== Extrait du document ==
::::

Ce sujet a été relancé, il y a quelques semaines, lors de la réouverture du Musée de Tervuren, qui, avant d’être fondamentalement réformé, fut le symbole le plus évident d’une mystification idéaliste. Celle qui voulait, ainsi que le déclarait un officiel en 1976 (!), que le roi Léopold II ait permis, par son entreprise coloniale, de « libérer les peuples africains des conditions matérielles et morales écrasantes dans lesquelles ils vivaient » et de « vouloir ouvrir la civilisation au cœur du continent noir […] pour amener les populations vers les bienfaits auxquels elles avaient droit ».
Abreuvée de telles sornettes, la Belgique n’a, durant des décennies, pas voulu savoir quel fut le sort de ces métis – ou « mulâtres » –, enfants nés d’un parent belge et d’un parent africain. Combien furent-ils, d’ailleurs ? Même cela, on l’ignore : une estimation évoque de 13.000 à 20.000 naissances, entre 1908 et 1960, au Congo belge et dans la province du Ruanda-Urundi, ancienne possession allemande cédée à la Belgique après la première guerre mondiale, qui donna naissance au Rwanda et au Burundi.

::::

== Tâche demandée 1 ==
Relevez toutes les années citées dans l'extrait sur les métis du Congo belge.
== Tâche demandée 2 ==
Recopiez un passage de l'extrait sur les métis du Congo belge, en commençant par « Abreuvée de telles » et en continuant jusqu'à « et au Burundi. ».
Servez-vous uniquement de l'extrait pour répondre.

::::

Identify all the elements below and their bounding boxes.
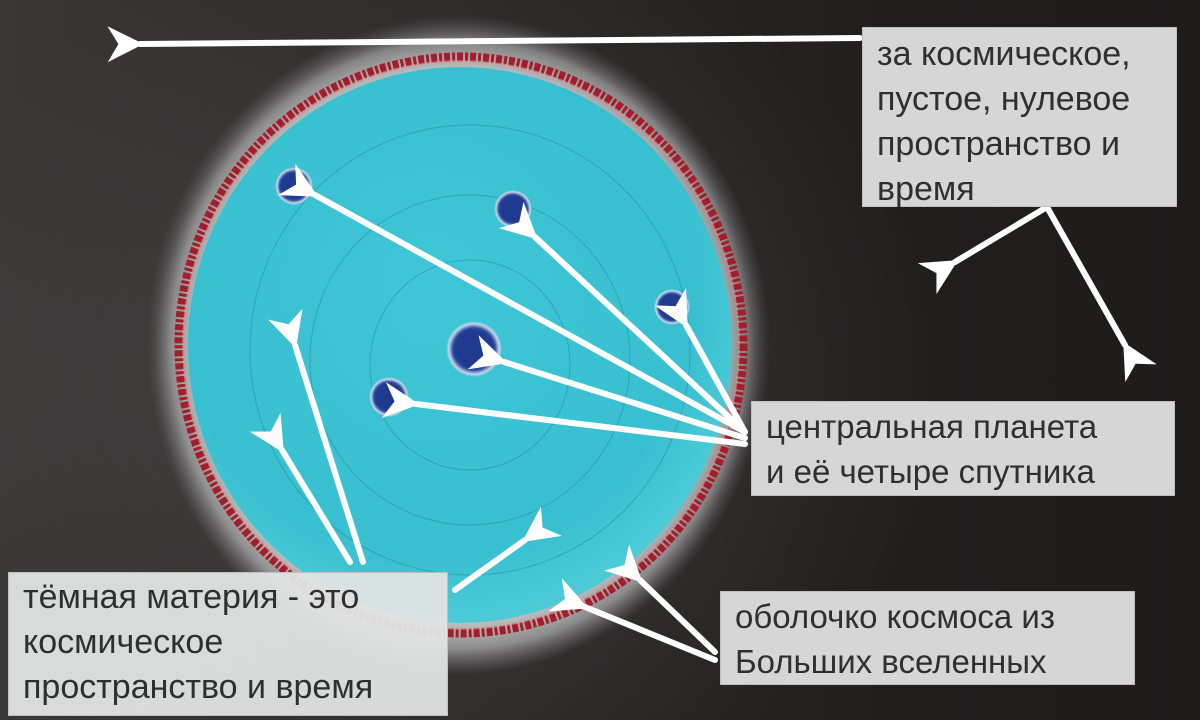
arrow-shell-2 xyxy=(604,544,718,655)
label-line: центральная планета xyxy=(766,408,1098,445)
label-line: пространство и xyxy=(877,125,1120,163)
arrow-right-space-lower xyxy=(1044,204,1157,383)
arrow-satellite-2 xyxy=(499,201,748,435)
arrow-left-space xyxy=(107,26,863,63)
central-planet xyxy=(446,321,502,377)
label-shell: оболочко космоса из Больших вселенных xyxy=(720,591,1135,685)
label-line: время xyxy=(877,170,975,208)
arrow-satellite-3 xyxy=(654,287,748,435)
arrow-right-space-upper xyxy=(917,204,1050,295)
satellite-2 xyxy=(494,190,532,228)
label-line: пустое, нулевое xyxy=(877,80,1131,118)
label-line: оболочко космоса из xyxy=(735,598,1055,635)
label-line: тёмная материя - это xyxy=(23,578,360,616)
arrow-shell-1 xyxy=(548,578,718,663)
arrow-dark-1 xyxy=(249,412,353,565)
label-central-planet: центральная планета и её четыре спутника xyxy=(751,401,1175,496)
arrow-dark-2 xyxy=(268,308,366,565)
satellite-4 xyxy=(369,377,409,417)
arrow-satellite-4 xyxy=(381,382,748,447)
arrow-central-planet xyxy=(467,335,748,441)
satellite-1 xyxy=(275,167,313,205)
arrow-satellite-1 xyxy=(277,163,748,435)
arrow-dark-3 xyxy=(452,506,562,593)
label-line: и её четыре спутника xyxy=(766,453,1095,490)
shell-ring xyxy=(174,52,748,638)
label-line: пространство и время xyxy=(23,668,374,706)
label-line: Больших вселенных xyxy=(735,643,1047,680)
label-line: за космическое, xyxy=(877,35,1131,73)
label-line: космическое xyxy=(23,623,224,661)
satellite-3 xyxy=(654,289,690,325)
annotation-arrows xyxy=(107,26,1157,663)
label-outer-space: за космическое, пустое, нулевое простран… xyxy=(862,27,1177,208)
label-dark-matter: тёмная материя - это космическое простра… xyxy=(8,572,448,716)
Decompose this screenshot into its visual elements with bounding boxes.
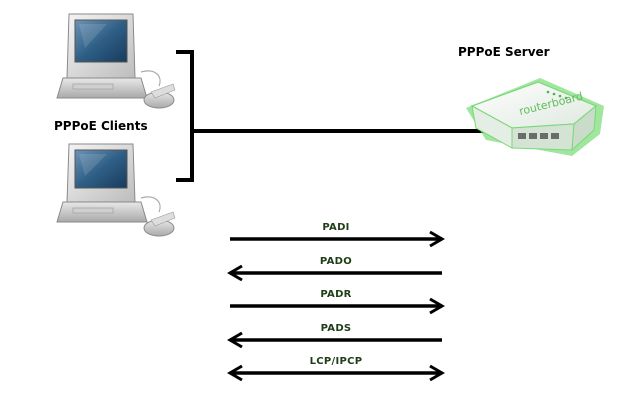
arrow-head-left — [227, 331, 243, 349]
message-label: PADO — [319, 256, 353, 267]
message-sequence — [227, 230, 445, 382]
message-label: LCP/IPCP — [309, 356, 363, 367]
message-label: PADI — [322, 222, 350, 233]
arrow-head-right — [429, 230, 445, 248]
arrow-head-left — [227, 364, 243, 382]
arrow-head-right — [429, 364, 445, 382]
message-label: PADS — [320, 323, 352, 334]
router-icon: routerboard — [466, 78, 604, 156]
arrow-head-right — [429, 297, 445, 315]
arrow-head-left — [227, 264, 243, 282]
clients-label: PPPoE Clients — [54, 119, 148, 133]
client-computer-icon — [56, 143, 176, 237]
server-label: PPPoE Server — [458, 45, 550, 59]
network-bracket — [176, 50, 500, 182]
message-label: PADR — [320, 289, 352, 300]
client-computer-icon — [56, 13, 176, 109]
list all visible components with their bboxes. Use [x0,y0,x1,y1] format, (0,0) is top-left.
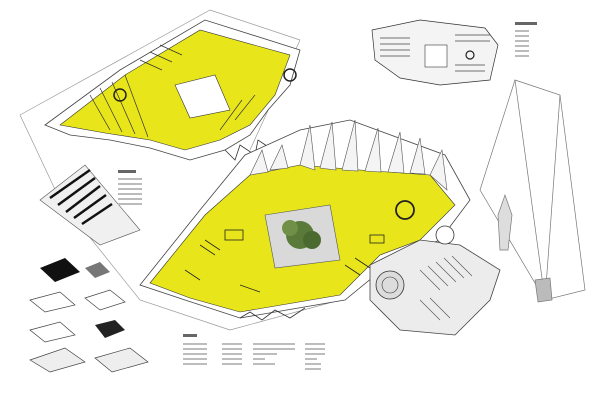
upper-plan-sawtooth [224,139,271,161]
secondary-wing-floor [369,239,501,336]
courtyard-tree [282,220,321,249]
tower-wireframe [479,79,586,303]
small-diagram-4 [84,289,126,311]
rotunda [375,270,405,300]
rotunda-inner [381,276,399,294]
small-diagram-5 [29,321,76,343]
upper-floor-plan [44,19,301,161]
upper-plan-void [174,74,231,119]
upper-level-void [424,44,448,68]
envelope-edge-left [19,114,231,331]
main-plan-spiral [395,200,415,220]
small-diagram-2 [85,262,110,278]
upper-level-plan [371,19,537,86]
small-diagram-6 [95,320,125,338]
sawtooth-walls [249,119,448,191]
upper-plan-floor [59,29,291,151]
secondary-drum [435,225,455,245]
legend-block [183,334,325,370]
small-diagram-3 [29,291,76,313]
main-plan-edge-detail [239,307,306,321]
upper-plan-spiral-2 [283,68,297,82]
section-legend [118,170,142,205]
main-floor-plan [139,119,471,321]
upper-plan-spiral [113,88,127,102]
section-diagram-black [39,164,142,246]
seating-rows [419,255,473,321]
small-diagram-8 [94,347,149,373]
small-diagram-1 [40,258,80,282]
upper-level-plan-hatching [380,34,490,72]
small-diagram-7 [29,347,86,373]
main-plan-furniture [184,229,385,293]
small-diagrams [29,258,149,373]
secondary-wing [369,225,501,336]
envelope-edge-top [19,9,301,116]
upper-level-legend [515,22,537,57]
upper-level-spiral [465,50,475,60]
black-stair-steps [49,168,113,226]
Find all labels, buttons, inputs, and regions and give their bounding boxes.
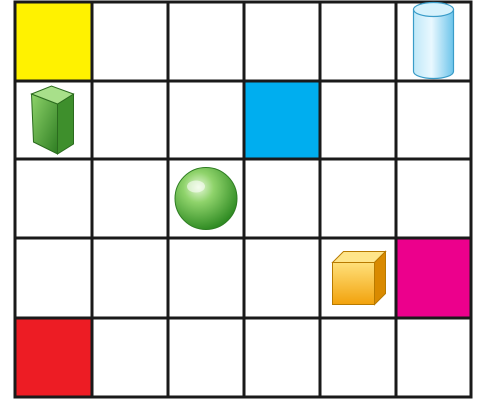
cylinder-icon xyxy=(414,3,454,79)
cell-magenta-fill xyxy=(396,238,471,318)
cell-blue-fill xyxy=(244,81,320,159)
cell-yellow-fill xyxy=(15,2,92,81)
cube-icon xyxy=(333,252,386,305)
triangular-prism-icon xyxy=(32,86,74,154)
cell-red-fill xyxy=(15,318,92,397)
sphere-icon xyxy=(175,168,237,230)
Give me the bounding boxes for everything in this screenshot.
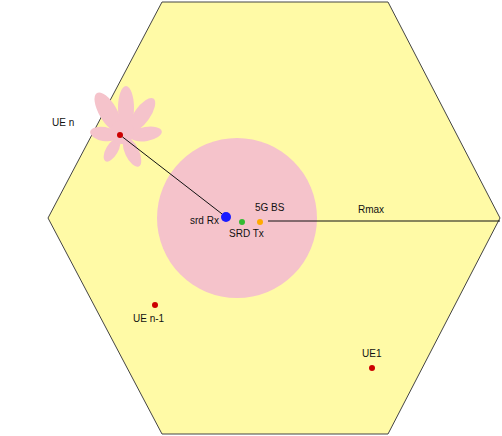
dot (369, 365, 375, 371)
dot (221, 212, 231, 222)
dot (257, 219, 263, 225)
node-dot (239, 219, 245, 225)
srd-receiver: srd Rx (221, 212, 231, 222)
radius-line (268, 221, 500, 222)
dot (152, 302, 158, 308)
coverage-circle (157, 138, 317, 298)
user-equipment: UE n (117, 132, 123, 138)
node-label: srd Rx (190, 215, 219, 227)
base-station: 5G BS (257, 219, 263, 225)
antenna-pattern (89, 86, 163, 169)
node-dot (152, 302, 158, 308)
dot (239, 219, 245, 225)
node-dot (257, 219, 263, 225)
node-dot (221, 212, 231, 222)
node-label: 5G BS (255, 202, 284, 214)
node-label: UE n (52, 117, 74, 129)
user-equipment: UE n-1 (152, 302, 158, 308)
dimension-label: Rmax (358, 204, 384, 216)
node-dot (369, 365, 375, 371)
hexagon-cell (48, 2, 500, 434)
node-label: SRD Tx (229, 228, 264, 240)
node-label: UE n-1 (133, 313, 164, 325)
dot (117, 132, 123, 138)
link-line (122, 137, 222, 214)
node-dot (117, 132, 123, 138)
node-label: UE1 (362, 348, 381, 360)
user-equipment: UE1 (369, 365, 375, 371)
srd-transmitter: SRD Tx (239, 219, 245, 225)
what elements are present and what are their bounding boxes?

::::

== Solution 1 ==
1976, 1908, 1960

== Solution 2 ==
Abreuvée de telles sornettes, la Belgique n’a, durant des décennies, pas voulu savoir quel fut le sort de ces métis – ou « mulâtres » –, enfants nés d’un parent belge et d’un parent africain. Combien furent-ils, d’ailleurs ? Même cela, on l’ignore : une estimation évoque de 13.000 à 20.000 naissances, entre 1908 et 1960, au Congo belge et dans la province du Ruanda-Urundi, ancienne possession allemande cédée à la Belgique après la première guerre mondiale, qui donna naissance au Rwanda et au Burundi.